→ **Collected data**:
================================

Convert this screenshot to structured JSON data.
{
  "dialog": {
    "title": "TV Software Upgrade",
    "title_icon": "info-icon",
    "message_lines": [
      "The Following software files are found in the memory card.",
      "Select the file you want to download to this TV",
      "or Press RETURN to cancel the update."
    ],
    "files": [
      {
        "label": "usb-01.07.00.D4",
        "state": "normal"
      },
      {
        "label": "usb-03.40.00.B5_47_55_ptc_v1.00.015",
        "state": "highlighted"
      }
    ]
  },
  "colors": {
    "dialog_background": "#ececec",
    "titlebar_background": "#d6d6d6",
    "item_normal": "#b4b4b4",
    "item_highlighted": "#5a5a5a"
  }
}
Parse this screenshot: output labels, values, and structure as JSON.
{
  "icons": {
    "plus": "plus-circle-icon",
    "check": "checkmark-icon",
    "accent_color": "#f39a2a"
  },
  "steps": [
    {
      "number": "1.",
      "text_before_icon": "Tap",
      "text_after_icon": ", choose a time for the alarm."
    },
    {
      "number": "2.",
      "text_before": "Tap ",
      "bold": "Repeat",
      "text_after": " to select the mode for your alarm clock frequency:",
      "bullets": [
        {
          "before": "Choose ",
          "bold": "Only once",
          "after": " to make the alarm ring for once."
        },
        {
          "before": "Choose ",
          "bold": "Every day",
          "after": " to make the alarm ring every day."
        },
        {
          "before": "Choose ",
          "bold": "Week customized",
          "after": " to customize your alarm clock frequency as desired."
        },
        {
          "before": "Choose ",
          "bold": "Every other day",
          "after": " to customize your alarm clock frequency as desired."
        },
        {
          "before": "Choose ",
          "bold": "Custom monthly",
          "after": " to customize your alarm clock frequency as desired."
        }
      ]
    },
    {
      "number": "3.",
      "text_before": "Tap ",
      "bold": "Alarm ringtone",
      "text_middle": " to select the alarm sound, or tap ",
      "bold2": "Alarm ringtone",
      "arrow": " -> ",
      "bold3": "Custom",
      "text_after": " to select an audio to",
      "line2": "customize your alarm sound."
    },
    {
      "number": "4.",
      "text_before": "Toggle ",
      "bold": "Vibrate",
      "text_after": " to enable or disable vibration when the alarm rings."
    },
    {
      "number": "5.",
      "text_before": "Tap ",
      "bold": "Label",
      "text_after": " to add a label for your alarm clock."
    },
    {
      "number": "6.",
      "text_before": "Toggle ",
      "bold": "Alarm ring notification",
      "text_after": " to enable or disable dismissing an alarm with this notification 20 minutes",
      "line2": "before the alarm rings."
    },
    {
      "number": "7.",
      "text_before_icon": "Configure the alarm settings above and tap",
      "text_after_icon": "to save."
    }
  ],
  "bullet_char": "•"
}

================================

→ **AIM OF THE TASK**: Write out the complete set of records exactly as given.

→ **COMPLETE ANSWER**:
Convert this screenshot to structured JSON data.
{
  "dialog": {
    "title": "TV Software Upgrade",
    "title_icon": "info-icon",
    "message_lines": [
      "The Following software files are found in the memory card.",
      "Select the file you want to download to this TV",
      "or Press RETURN to cancel the update."
    ],
    "files": [
      {
        "label": "usb-01.07.00.D4",
        "state": "normal"
      },
      {
        "label": "usb-03.40.00.B5_47_55_ptc_v1.00.015",
        "state": "highlighted"
      }
    ]
  },
  "colors": {
    "dialog_background": "#ececec",
    "titlebar_background": "#d6d6d6",
    "item_normal": "#b4b4b4",
    "item_highlighted": "#5a5a5a"
  }
}
Parse this screenshot: output labels, values, and structure as JSON.
{
  "icons": {
    "plus": "plus-circle-icon",
    "check": "checkmark-icon",
    "accent_color": "#f39a2a"
  },
  "steps": [
    {
      "number": "1.",
      "text_before_icon": "Tap",
      "text_after_icon": ", choose a time for the alarm."
    },
    {
      "number": "2.",
      "text_before": "Tap ",
      "bold": "Repeat",
      "text_after": " to select the mode for your alarm clock frequency:",
      "bullets": [
        {
          "before": "Choose ",
          "bold": "Only once",
          "after": " to make the alarm ring for once."
        },
        {
          "before": "Choose ",
          "bold": "Every day",
          "after": " to make the alarm ring every day."
        },
        {
          "before": "Choose ",
          "bold": "Week customized",
          "after": " to customize your alarm clock frequency as desired."
        },
        {
          "before": "Choose ",
          "bold": "Every other day",
          "after": " to customize your alarm clock frequency as desired."
        },
        {
          "before": "Choose ",
          "bold": "Custom monthly",
          "after": " to customize your alarm clock frequency as desired."
        }
      ]
    },
    {
      "number": "3.",
      "text_before": "Tap ",
      "bold": "Alarm ringtone",
      "text_middle": " to select the alarm sound, or tap ",
      "bold2": "Alarm ringtone",
      "arrow": " -> ",
      "bold3": "Custom",
      "text_after": " to select an audio to",
      "line2": "customize your alarm sound."
    },
    {
      "number": "4.",
      "text_before": "Toggle ",
      "bold": "Vibrate",
      "text_after": " to enable or disable vibration when the alarm rings."
    },
    {
      "number": "5.",
      "text_before": "Tap ",
      "bold": "Label",
      "text_after": " to add a label for your alarm clock."
    },
    {
      "number": "6.",
      "text_before": "Toggle ",
      "bold": "Alarm ring notification",
      "text_after": " to enable or disable dismissing an alarm with this notification 20 minutes",
      "line2": "before the alarm rings."
    },
    {
      "number": "7.",
      "text_before_icon": "Configure the alarm settings above and tap",
      "text_after_icon": "to save."
    }
  ],
  "bullet_char": "•"
}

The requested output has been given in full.